Your objective » Convert each line in the records below into a Markdown table with the columns Row and Line. Number the rows in order and leave out any blank lines.

Data supplied »
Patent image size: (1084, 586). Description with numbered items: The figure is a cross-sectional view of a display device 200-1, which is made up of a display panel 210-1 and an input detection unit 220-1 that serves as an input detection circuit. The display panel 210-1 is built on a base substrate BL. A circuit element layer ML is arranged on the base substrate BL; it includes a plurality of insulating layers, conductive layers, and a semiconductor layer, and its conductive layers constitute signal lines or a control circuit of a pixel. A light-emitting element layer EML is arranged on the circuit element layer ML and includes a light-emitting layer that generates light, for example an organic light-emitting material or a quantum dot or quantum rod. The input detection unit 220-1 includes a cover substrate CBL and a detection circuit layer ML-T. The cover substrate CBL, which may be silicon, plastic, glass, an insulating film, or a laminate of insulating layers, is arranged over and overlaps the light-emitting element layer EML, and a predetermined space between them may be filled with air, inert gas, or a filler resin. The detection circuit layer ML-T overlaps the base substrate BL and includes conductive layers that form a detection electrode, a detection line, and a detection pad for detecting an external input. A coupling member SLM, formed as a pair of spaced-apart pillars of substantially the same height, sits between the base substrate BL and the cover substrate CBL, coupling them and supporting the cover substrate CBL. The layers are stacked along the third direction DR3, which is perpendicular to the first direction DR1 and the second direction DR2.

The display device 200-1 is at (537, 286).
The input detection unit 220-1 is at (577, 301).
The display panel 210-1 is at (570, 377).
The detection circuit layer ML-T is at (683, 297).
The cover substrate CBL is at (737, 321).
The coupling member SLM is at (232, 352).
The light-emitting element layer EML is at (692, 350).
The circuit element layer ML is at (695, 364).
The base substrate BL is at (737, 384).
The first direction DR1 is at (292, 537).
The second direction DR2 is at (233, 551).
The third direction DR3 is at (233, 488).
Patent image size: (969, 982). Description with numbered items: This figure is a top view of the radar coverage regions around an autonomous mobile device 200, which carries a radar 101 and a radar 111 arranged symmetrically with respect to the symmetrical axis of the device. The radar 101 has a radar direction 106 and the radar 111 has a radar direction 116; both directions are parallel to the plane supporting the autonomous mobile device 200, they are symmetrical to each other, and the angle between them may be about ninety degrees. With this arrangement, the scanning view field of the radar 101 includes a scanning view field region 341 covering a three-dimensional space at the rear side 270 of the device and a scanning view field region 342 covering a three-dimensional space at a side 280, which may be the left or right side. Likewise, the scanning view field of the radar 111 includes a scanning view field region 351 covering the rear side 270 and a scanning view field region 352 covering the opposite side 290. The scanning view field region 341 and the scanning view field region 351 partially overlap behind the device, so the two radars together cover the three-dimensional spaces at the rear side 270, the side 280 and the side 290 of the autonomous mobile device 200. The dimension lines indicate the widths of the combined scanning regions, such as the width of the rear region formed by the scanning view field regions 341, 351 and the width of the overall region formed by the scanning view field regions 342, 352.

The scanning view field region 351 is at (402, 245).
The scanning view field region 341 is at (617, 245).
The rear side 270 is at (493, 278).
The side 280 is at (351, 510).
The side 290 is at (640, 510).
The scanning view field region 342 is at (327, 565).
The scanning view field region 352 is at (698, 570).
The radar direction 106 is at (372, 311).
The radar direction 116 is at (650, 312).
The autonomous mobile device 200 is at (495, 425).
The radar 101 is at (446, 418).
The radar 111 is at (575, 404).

Correct output »
| Row | Line |
|---|---|
| 1 | Patent image size: (1084, 586). Description with numbered items: The figure is a cross-sectional view of a display device 200-1, which is made up of a display panel 210-1 and an input detection unit 220-1 that serves as an input detection circuit. The display panel 210-1 is built on a base substrate BL. A circuit element layer ML is arranged on the base substrate BL; it includes a plurality of insulating layers, conductive layers, and a semiconductor layer, and its conductive layers constitute signal lines or a control circuit of a pixel. A light-emitting element layer EML is arranged on the circuit element layer ML and includes a light-emitting layer that generates light, for example an organic light-emitting material or a quantum dot or quantum rod. The input detection unit 220-1 includes a cover substrate CBL and a detection circuit layer ML-T. The cover substrate CBL, which may be silicon, plastic, glass, an insulating film, or a laminate of insulating layers, is arranged over and overlaps the light-emitting element layer EML, and a predetermined space between them may be filled with air, inert gas, or a filler resin. The detection circuit layer ML-T overlaps the base substrate BL and includes conductive layers that form a detection electrode, a detection line, and a detection pad for detecting an external input. A coupling member SLM, formed as a pair of spaced-apart pillars of substantially the same height, sits between the base substrate BL and the cover substrate CBL, coupling them and supporting the cover substrate CBL. The layers are stacked along the third direction DR3, which is perpendicular to the first direction DR1 and the second direction DR2. |
| 2 | The display device 200-1 is at (537, 286). |
| 3 | The input detection unit 220-1 is at (577, 301). |
| 4 | The display panel 210-1 is at (570, 377). |
| 5 | The detection circuit layer ML-T is at (683, 297). |
| 6 | The cover substrate CBL is at (737, 321). |
| 7 | The coupling member SLM is at (232, 352). |
| 8 | The light-emitting element layer EML is at (692, 350). |
| 9 | The circuit element layer ML is at (695, 364). |
| 10 | The base substrate BL is at (737, 384). |
| 11 | The first direction DR1 is at (292, 537). |
| 12 | The second direction DR2 is at (233, 551). |
| 13 | The third direction DR3 is at (233, 488). |
| 14 | Patent image size: (969, 982). Description with numbered items: This figure is a top view of the radar coverage regions around an autonomous mobile device 200, which carries a radar 101 and a radar 111 arranged symmetrically with respect to the symmetrical axis of the device. The radar 101 has a radar direction 106 and the radar 111 has a radar direction 116; both directions are parallel to the plane supporting the autonomous mobile device 200, they are symmetrical to each other, and the angle between them may be about ninety degrees. With this arrangement, the scanning view field of the radar 101 includes a scanning view field region 341 covering a three-dimensional space at the rear side 270 of the device and a scanning view field region 342 covering a three-dimensional space at a side 280, which may be the left or right side. Likewise, the scanning view field of the radar 111 includes a scanning view field region 351 covering the rear side 270 and a scanning view field region 352 covering the opposite side 290. The scanning view field region 341 and the scanning view field region 351 partially overlap behind the device, so the two radars together cover the three-dimensional spaces at the rear side 270, the side 280 and the side 290 of the autonomous mobile device 200. The dimension lines indicate the widths of the combined scanning regions, such as the width of the rear region formed by the scanning view field regions 341, 351 and the width of the overall region formed by the scanning view field regions 342, 352. |
| 15 | The scanning view field region 351 is at (402, 245). |
| 16 | The scanning view field region 341 is at (617, 245). |
| 17 | The rear side 270 is at (493, 278). |
| 18 | The side 280 is at (351, 510). |
| 19 | The side 290 is at (640, 510). |
| 20 | The scanning view field region 342 is at (327, 565). |
| 21 | The scanning view field region 352 is at (698, 570). |
| 22 | The radar direction 106 is at (372, 311). |
| 23 | The radar direction 116 is at (650, 312). |
| 24 | The autonomous mobile device 200 is at (495, 425). |
| 25 | The radar 101 is at (446, 418). |
| 26 | The radar 111 is at (575, 404). |